(Stored data entries)
===

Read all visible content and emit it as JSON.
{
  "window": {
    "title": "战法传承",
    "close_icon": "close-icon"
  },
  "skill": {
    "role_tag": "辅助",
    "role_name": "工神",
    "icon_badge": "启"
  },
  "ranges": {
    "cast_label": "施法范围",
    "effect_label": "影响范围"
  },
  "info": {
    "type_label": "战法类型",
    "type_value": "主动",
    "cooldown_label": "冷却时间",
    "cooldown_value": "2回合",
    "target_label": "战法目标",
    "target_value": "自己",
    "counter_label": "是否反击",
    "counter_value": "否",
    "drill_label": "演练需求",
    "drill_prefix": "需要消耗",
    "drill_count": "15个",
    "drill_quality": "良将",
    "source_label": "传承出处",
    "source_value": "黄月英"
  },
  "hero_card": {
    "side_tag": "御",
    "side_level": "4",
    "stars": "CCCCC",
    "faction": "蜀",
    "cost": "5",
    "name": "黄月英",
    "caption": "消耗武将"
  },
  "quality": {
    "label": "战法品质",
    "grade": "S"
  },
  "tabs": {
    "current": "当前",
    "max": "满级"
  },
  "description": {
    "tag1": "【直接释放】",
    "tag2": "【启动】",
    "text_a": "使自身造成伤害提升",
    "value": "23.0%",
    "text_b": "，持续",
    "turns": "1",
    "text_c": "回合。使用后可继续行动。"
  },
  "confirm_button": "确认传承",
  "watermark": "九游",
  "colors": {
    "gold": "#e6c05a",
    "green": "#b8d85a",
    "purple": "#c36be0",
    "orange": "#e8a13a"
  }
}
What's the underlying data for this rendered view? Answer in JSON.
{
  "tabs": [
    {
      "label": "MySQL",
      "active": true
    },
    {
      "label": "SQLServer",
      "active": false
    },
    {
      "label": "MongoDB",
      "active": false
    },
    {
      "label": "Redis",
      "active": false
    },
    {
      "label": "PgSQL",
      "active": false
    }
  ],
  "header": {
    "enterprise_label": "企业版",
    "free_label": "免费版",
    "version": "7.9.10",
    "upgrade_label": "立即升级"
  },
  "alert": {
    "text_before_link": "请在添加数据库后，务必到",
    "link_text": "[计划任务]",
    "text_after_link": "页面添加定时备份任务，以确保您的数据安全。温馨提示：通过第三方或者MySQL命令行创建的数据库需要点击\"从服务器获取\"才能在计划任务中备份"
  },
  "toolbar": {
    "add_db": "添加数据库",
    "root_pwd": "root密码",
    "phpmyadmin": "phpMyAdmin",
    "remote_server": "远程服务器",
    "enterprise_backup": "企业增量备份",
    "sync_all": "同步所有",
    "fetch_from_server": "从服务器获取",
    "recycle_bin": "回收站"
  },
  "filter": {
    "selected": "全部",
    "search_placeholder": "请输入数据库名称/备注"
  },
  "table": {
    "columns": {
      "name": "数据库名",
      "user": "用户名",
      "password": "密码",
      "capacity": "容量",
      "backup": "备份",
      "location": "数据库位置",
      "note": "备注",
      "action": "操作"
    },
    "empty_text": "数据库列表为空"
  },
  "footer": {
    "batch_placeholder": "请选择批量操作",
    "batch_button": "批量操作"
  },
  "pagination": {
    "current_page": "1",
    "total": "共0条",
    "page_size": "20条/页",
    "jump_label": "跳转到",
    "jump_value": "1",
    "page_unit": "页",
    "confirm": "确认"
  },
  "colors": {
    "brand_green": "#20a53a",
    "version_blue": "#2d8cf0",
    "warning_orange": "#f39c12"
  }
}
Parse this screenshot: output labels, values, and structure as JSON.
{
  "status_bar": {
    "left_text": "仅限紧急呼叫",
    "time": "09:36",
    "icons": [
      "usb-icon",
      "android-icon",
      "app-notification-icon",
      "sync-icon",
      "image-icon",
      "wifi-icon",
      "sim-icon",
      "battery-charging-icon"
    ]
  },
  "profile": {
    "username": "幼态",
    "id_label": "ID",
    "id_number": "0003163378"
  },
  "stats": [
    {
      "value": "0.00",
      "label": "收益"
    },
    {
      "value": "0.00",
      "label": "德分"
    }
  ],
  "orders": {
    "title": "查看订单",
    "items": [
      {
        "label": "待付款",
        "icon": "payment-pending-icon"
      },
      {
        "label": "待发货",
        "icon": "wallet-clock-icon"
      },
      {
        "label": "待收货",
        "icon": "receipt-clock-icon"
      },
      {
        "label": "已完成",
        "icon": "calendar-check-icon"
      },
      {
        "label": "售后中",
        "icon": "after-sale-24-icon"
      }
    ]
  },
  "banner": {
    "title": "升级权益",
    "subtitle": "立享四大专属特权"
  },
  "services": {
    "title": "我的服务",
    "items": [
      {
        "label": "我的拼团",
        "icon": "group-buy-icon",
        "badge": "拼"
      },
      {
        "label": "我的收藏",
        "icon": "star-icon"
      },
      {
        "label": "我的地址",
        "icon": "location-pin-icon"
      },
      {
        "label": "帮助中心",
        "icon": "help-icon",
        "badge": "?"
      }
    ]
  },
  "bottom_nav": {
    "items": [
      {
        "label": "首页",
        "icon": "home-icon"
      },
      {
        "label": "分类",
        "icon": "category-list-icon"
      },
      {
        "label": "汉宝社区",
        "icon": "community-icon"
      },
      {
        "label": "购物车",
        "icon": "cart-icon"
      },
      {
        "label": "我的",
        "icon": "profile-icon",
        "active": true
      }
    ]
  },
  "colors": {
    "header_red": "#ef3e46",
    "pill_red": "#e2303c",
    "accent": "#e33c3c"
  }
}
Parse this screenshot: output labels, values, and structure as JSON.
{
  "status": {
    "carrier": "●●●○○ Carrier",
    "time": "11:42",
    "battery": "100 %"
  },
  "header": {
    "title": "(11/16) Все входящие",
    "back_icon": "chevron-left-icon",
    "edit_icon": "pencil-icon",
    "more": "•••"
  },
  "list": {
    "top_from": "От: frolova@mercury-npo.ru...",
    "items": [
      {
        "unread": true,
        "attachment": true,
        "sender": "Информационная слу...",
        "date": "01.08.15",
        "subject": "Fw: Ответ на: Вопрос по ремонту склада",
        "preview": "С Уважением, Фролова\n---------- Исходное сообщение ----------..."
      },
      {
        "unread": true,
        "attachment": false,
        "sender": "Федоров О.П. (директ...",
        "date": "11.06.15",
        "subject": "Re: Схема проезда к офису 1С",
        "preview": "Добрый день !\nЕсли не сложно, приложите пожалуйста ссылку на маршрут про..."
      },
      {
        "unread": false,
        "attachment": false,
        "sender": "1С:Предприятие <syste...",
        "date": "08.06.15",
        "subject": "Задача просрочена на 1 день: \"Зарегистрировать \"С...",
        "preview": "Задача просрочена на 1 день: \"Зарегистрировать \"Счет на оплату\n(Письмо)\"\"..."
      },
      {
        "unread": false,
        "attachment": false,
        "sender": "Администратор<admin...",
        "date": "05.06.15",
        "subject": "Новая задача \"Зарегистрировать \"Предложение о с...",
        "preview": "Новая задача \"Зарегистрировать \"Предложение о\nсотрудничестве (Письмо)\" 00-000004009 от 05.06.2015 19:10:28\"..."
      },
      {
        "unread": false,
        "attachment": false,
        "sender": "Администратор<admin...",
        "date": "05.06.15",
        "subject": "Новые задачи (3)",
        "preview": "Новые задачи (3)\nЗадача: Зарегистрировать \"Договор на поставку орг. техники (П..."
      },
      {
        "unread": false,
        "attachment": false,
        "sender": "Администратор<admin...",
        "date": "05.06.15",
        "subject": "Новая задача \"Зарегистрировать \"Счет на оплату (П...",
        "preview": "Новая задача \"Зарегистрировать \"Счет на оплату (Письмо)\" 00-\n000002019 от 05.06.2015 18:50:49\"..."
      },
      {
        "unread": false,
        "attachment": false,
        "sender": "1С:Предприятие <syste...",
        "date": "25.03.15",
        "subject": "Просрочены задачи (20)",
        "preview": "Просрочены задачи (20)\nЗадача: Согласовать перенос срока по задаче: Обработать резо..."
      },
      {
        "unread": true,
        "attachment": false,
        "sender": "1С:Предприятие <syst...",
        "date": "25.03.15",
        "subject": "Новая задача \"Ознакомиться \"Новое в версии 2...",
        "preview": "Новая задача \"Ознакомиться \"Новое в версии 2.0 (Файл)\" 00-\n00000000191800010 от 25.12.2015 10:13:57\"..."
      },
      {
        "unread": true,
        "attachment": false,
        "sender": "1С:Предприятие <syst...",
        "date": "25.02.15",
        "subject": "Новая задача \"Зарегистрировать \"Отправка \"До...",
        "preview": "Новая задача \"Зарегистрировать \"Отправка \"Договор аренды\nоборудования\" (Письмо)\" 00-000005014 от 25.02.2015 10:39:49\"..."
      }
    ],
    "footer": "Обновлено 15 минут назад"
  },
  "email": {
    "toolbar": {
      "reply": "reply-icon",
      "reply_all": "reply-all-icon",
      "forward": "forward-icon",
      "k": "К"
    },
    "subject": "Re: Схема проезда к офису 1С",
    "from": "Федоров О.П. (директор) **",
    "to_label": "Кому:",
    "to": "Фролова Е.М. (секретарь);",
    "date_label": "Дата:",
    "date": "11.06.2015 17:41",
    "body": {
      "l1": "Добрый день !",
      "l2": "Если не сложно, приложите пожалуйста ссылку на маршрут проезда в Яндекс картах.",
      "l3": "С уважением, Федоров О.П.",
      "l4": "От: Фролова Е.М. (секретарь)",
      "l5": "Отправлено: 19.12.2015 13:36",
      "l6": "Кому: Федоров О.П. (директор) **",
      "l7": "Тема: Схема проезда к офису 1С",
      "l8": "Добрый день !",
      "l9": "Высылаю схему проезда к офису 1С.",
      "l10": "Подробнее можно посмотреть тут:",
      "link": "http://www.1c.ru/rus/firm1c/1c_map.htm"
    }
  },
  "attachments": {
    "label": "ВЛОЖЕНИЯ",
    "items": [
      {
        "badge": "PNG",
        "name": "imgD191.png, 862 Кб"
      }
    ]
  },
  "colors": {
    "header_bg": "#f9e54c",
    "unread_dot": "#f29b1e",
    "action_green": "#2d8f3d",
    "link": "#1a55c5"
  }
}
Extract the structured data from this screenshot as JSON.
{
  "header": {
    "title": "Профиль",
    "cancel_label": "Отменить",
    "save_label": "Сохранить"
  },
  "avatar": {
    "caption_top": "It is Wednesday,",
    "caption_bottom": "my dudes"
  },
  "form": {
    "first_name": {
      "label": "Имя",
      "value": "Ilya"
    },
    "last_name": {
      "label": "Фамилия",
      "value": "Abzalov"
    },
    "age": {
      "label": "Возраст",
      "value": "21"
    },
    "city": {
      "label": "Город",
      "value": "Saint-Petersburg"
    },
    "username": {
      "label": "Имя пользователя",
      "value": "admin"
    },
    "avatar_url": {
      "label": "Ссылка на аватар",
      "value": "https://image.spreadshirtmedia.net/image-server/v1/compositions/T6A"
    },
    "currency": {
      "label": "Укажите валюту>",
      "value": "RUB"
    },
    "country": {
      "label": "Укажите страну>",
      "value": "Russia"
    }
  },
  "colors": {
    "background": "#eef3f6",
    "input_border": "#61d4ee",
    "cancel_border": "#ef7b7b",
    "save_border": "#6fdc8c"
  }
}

===

● What the task requires:
Extract, from the listing above, every line where the string "Новое" occurs.

● Result of this exercise:
        "subject": "Новая задача \"Ознакомиться \"Новое в версии 2...",
        "preview": "Новая задача \"Ознакомиться \"Новое в версии 2.0 (Файл)\" 00-\n00000000191800010 от 25.12.2015 10:13:57\"..."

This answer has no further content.